Pick every line with "Namespace" from the material below.

■ ■ ■

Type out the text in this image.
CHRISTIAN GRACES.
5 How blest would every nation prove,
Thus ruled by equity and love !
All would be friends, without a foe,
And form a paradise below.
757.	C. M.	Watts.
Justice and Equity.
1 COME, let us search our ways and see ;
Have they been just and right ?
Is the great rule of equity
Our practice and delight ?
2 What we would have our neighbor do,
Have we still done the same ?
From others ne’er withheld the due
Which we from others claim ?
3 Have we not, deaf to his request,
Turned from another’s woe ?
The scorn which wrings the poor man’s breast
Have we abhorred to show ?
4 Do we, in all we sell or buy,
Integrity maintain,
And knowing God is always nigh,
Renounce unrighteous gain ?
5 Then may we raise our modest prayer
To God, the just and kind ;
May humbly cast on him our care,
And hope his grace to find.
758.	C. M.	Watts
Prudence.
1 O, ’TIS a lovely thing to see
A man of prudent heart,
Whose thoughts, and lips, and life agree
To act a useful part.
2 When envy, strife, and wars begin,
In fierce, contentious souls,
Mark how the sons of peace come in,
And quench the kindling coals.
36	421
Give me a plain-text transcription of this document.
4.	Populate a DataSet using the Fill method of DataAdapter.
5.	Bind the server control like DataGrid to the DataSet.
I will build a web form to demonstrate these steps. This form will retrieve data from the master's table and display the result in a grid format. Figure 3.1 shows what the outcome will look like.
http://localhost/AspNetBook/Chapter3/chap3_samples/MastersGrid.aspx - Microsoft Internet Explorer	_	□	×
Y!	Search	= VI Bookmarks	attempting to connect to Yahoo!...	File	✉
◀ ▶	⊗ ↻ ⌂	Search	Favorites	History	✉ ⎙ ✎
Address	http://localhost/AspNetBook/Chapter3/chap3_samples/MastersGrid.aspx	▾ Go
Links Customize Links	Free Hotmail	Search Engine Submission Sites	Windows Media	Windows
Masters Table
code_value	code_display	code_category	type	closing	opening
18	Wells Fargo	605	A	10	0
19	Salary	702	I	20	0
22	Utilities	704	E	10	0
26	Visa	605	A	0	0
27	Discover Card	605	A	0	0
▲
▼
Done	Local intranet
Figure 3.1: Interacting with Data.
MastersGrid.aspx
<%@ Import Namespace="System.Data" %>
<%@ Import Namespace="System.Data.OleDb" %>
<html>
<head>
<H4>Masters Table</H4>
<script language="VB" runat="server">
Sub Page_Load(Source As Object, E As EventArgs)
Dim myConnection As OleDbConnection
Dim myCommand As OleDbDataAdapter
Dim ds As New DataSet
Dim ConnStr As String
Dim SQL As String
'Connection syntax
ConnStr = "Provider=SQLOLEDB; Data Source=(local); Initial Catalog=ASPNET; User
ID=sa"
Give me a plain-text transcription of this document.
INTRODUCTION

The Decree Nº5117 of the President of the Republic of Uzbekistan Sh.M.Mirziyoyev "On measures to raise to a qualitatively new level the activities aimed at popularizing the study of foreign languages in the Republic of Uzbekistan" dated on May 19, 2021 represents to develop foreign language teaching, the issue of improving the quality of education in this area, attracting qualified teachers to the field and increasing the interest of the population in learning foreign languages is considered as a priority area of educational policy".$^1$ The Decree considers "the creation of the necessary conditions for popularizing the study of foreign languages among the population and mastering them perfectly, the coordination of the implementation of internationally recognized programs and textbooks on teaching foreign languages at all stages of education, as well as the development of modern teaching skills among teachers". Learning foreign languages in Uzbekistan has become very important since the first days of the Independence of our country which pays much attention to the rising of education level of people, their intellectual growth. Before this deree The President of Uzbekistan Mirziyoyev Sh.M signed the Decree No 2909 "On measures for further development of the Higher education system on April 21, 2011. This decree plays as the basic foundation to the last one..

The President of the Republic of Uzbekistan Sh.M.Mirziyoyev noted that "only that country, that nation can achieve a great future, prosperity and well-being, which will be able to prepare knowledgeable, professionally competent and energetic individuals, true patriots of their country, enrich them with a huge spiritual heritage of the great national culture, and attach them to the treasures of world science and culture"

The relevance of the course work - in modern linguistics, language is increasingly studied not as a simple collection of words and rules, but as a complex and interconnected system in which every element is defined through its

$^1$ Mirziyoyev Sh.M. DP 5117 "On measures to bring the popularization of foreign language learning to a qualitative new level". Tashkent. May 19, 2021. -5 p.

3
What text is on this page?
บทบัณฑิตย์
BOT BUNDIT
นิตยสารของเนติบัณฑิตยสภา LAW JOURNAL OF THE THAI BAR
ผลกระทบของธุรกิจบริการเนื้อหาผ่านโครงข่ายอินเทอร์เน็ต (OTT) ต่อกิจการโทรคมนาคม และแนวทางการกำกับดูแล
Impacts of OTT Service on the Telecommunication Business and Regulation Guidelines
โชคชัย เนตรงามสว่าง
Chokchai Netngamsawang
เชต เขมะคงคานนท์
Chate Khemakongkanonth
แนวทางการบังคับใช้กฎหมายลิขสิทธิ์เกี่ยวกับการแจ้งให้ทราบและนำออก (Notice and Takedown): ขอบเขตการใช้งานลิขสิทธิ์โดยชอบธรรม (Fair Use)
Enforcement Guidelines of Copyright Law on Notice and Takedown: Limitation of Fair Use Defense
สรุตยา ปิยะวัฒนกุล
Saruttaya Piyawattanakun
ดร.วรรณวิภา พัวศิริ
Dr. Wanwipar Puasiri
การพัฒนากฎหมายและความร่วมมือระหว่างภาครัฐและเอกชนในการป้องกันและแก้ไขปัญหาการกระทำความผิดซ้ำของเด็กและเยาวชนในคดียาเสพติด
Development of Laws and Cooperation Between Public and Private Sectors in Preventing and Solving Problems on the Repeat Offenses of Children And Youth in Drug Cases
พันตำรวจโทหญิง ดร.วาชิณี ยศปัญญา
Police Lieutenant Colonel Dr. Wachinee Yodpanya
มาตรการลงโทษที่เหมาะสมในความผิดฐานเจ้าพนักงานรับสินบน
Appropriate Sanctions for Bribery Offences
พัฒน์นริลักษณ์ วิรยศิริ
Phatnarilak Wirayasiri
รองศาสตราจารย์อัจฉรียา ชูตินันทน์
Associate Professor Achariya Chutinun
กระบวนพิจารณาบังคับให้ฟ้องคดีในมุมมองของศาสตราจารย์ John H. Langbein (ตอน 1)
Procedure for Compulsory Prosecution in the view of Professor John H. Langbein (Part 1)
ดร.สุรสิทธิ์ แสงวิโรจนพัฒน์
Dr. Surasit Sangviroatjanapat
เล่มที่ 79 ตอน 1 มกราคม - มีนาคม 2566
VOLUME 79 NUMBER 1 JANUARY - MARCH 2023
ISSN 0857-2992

■ ■ ■

RESPONSE TO THE TASK:
<%@ Import Namespace="System.Data" %>
<%@ Import Namespace="System.Data.OleDb" %>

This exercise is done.